• TASK OBJECTIVE
Below are records; give the number of their lines that contain "saniert", and only that number.

(Data excerpts)
= Beginning of Section =

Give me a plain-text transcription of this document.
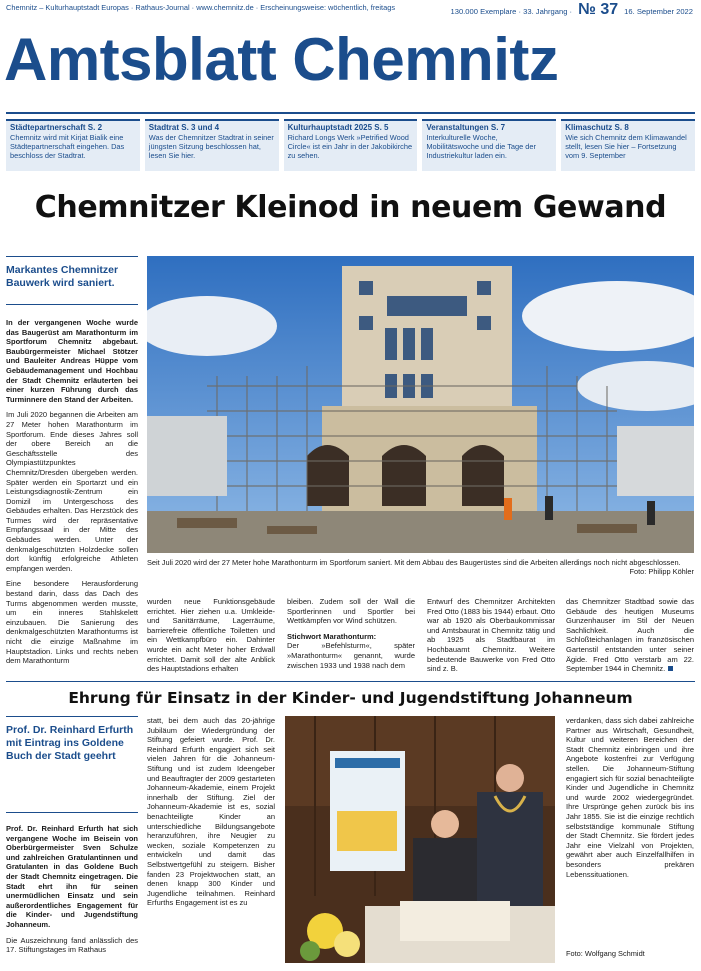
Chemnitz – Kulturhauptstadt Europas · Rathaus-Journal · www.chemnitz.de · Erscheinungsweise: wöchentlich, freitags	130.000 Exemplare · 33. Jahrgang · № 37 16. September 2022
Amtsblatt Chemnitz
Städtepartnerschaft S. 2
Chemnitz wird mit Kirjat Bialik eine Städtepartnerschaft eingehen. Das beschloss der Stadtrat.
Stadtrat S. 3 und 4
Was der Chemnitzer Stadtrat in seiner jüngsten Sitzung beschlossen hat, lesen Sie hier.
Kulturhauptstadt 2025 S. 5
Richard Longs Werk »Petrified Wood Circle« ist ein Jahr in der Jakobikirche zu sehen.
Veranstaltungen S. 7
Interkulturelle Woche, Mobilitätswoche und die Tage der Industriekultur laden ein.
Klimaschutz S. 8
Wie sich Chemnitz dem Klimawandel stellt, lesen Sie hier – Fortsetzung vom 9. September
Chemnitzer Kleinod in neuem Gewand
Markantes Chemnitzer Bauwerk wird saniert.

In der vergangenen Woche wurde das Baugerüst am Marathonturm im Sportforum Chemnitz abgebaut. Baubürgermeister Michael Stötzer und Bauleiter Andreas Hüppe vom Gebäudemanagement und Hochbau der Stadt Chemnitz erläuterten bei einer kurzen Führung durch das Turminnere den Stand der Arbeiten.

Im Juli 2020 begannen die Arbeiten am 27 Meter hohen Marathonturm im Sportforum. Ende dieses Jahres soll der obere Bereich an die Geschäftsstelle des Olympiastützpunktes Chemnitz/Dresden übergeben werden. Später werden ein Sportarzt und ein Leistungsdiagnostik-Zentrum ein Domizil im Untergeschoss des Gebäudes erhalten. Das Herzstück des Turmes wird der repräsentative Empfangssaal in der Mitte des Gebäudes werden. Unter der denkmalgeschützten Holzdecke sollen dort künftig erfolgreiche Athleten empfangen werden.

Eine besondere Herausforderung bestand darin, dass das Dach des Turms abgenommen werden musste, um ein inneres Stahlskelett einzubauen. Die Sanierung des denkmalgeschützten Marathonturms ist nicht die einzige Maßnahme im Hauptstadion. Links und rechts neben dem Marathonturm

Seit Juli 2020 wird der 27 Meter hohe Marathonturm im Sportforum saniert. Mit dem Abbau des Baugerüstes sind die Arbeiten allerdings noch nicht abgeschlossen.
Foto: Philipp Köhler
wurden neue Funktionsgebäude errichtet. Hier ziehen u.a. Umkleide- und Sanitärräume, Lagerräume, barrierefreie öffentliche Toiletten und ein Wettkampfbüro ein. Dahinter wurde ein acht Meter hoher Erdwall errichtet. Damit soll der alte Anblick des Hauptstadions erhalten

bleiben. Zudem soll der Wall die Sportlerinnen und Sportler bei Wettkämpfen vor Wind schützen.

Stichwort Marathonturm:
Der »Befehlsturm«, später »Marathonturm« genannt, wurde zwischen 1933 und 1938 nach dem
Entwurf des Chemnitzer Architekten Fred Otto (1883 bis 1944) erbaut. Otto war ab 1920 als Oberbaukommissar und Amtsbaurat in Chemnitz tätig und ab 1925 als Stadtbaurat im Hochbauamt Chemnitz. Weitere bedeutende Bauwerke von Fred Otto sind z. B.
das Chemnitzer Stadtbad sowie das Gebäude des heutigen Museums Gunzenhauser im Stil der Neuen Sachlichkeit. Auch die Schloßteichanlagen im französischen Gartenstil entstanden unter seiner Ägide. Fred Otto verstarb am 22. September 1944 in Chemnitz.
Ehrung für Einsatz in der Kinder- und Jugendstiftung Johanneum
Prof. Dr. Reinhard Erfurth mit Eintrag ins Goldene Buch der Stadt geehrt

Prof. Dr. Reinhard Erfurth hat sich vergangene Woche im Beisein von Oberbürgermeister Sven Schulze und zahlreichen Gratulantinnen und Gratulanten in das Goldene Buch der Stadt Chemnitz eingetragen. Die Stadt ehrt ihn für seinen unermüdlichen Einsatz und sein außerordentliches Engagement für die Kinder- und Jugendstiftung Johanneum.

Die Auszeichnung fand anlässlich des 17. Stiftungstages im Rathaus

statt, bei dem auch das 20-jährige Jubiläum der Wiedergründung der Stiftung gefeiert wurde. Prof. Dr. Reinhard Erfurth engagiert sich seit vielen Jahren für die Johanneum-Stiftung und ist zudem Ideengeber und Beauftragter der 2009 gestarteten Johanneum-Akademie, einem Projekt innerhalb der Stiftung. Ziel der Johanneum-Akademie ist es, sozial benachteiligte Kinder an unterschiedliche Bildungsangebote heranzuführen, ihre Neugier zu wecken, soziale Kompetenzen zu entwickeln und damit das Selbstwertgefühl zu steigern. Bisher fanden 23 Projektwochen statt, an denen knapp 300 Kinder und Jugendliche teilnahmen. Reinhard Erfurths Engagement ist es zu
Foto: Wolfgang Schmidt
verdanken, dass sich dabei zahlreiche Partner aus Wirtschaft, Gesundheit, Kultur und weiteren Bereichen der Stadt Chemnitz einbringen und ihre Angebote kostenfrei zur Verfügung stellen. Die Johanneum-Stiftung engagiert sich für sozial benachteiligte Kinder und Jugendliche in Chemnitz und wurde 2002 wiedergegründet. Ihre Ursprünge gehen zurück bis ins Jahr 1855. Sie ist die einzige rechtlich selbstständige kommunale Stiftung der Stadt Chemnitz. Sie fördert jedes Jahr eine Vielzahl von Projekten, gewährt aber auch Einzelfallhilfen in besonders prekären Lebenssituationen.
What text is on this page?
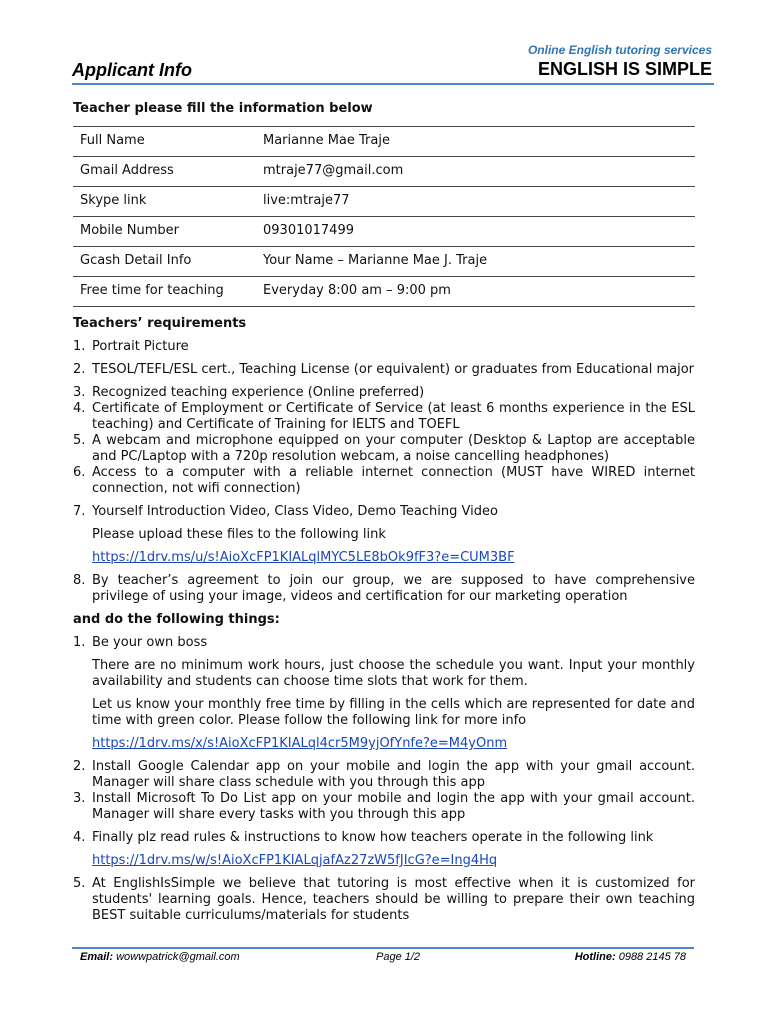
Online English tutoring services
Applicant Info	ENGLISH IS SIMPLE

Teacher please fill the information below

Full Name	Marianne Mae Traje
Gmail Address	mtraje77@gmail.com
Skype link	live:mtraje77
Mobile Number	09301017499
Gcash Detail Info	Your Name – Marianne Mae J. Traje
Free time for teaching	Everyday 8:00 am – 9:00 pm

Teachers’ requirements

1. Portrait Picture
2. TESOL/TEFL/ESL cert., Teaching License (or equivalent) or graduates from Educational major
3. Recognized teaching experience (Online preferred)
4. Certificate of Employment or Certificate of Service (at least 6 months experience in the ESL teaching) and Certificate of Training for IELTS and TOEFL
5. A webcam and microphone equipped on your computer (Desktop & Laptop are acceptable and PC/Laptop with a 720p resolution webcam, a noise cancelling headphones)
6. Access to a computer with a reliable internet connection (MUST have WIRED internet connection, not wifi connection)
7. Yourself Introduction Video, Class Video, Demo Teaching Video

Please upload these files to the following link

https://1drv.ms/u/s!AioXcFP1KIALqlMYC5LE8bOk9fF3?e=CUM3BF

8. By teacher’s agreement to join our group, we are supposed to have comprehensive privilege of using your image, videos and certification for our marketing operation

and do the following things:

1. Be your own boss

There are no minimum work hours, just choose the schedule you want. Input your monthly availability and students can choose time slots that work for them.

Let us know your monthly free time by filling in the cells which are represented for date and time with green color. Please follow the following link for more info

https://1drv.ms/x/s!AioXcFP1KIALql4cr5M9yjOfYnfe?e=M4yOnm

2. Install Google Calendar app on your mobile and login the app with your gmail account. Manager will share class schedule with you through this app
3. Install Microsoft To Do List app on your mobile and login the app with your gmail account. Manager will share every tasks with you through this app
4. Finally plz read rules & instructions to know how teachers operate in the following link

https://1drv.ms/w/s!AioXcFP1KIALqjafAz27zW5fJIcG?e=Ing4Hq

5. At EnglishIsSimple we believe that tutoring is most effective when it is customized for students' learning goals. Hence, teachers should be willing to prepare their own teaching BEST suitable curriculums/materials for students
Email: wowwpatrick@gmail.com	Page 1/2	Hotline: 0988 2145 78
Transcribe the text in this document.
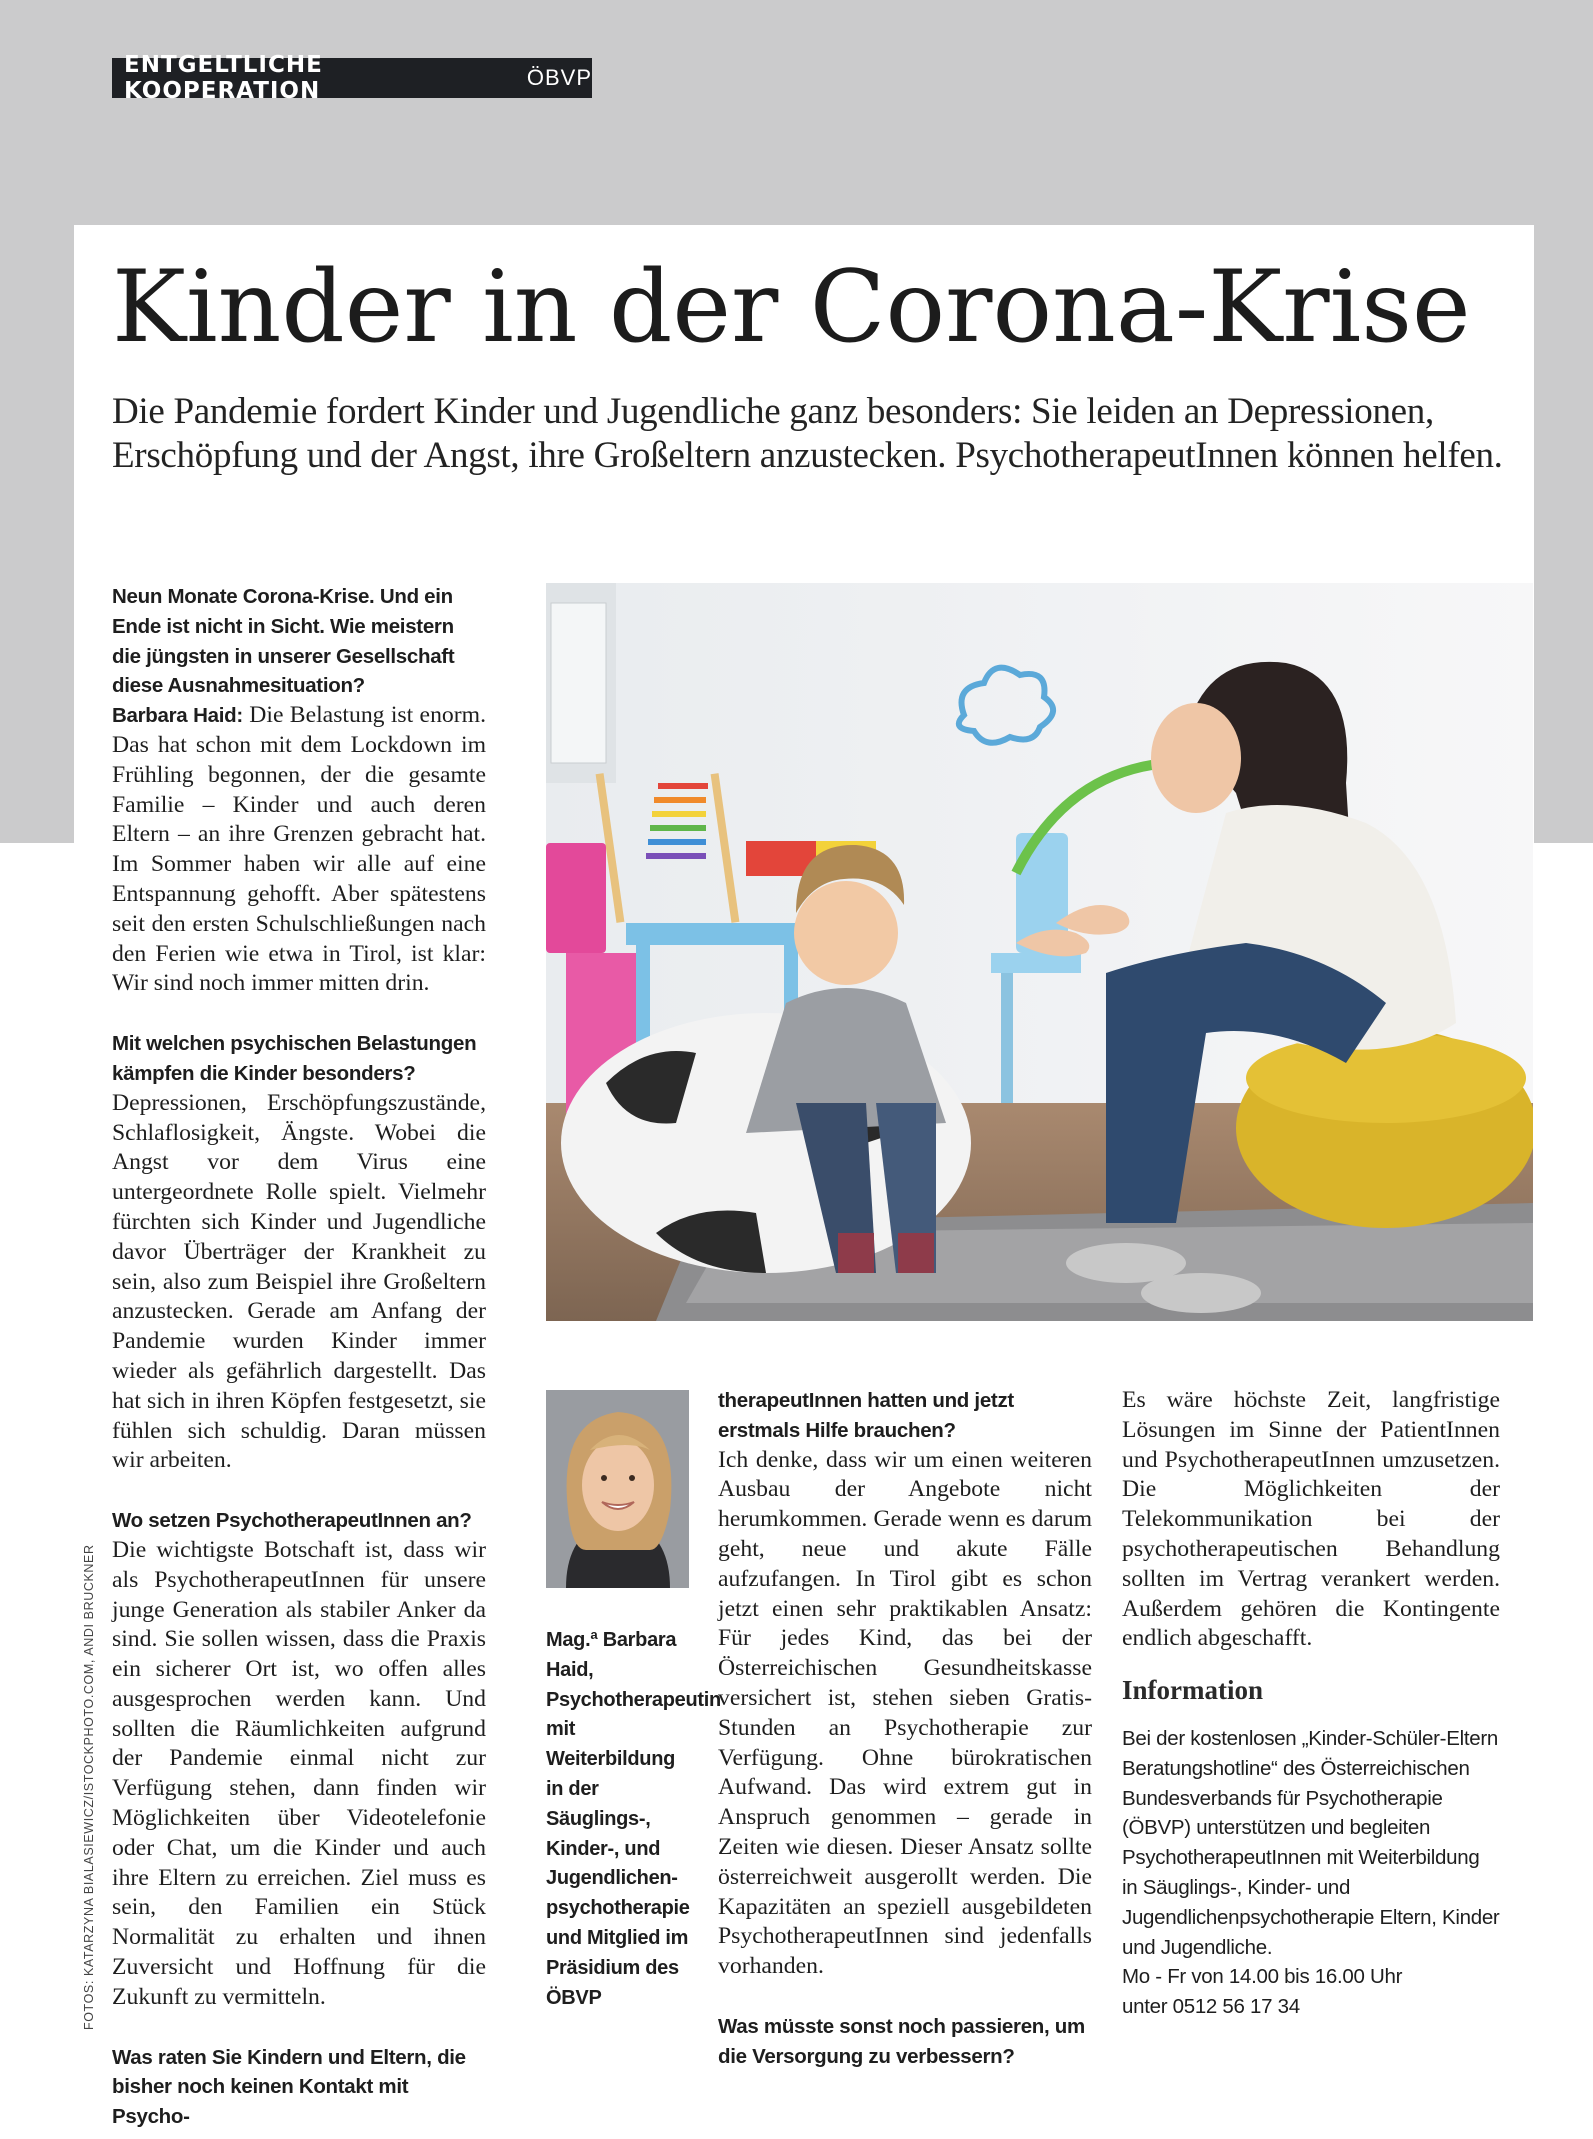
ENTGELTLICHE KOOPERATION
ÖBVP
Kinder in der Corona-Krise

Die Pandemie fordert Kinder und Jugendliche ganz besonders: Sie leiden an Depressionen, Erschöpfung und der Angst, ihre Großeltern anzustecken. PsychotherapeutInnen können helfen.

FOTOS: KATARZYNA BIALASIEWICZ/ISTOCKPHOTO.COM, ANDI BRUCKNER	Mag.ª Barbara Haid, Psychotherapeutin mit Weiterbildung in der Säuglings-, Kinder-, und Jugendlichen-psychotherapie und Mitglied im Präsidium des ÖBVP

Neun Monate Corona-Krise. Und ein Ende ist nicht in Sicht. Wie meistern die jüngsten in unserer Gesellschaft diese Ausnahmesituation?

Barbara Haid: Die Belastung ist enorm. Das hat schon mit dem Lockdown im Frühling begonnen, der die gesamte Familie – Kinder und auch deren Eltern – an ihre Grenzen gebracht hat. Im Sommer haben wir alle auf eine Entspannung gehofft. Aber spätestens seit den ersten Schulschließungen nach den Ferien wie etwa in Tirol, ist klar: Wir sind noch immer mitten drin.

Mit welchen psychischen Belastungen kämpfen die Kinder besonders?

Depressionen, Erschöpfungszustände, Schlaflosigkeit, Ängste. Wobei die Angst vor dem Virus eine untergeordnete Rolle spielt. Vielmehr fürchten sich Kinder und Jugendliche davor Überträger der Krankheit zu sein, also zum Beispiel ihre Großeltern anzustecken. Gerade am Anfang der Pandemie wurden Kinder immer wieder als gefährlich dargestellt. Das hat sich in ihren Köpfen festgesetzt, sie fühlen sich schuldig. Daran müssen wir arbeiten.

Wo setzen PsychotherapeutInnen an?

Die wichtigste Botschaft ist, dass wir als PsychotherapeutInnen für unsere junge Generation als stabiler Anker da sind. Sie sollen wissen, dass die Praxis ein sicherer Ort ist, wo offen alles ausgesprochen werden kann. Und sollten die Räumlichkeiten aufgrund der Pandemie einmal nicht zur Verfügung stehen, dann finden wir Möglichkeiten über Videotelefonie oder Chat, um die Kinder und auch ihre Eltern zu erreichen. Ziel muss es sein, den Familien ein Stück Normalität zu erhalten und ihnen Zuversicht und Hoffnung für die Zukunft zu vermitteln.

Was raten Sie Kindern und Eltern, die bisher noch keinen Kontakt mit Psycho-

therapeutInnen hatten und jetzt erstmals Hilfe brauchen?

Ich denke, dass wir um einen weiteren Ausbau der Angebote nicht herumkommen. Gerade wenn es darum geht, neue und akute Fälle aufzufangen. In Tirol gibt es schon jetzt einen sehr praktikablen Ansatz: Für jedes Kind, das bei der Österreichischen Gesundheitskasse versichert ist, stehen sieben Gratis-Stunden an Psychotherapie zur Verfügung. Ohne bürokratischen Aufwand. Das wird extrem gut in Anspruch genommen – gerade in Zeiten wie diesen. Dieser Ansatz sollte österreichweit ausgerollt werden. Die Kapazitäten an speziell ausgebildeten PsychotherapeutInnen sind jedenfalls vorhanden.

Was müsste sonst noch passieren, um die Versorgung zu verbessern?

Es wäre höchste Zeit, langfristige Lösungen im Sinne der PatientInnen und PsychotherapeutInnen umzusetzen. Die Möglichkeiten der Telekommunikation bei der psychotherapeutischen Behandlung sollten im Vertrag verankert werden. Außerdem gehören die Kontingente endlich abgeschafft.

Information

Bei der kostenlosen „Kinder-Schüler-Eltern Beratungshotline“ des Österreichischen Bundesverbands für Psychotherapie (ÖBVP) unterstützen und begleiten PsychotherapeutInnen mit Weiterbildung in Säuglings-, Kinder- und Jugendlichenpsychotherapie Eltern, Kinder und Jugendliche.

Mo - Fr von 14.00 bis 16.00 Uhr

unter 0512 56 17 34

= End of Section =

• SOLUTION TO THE EXERCISE
2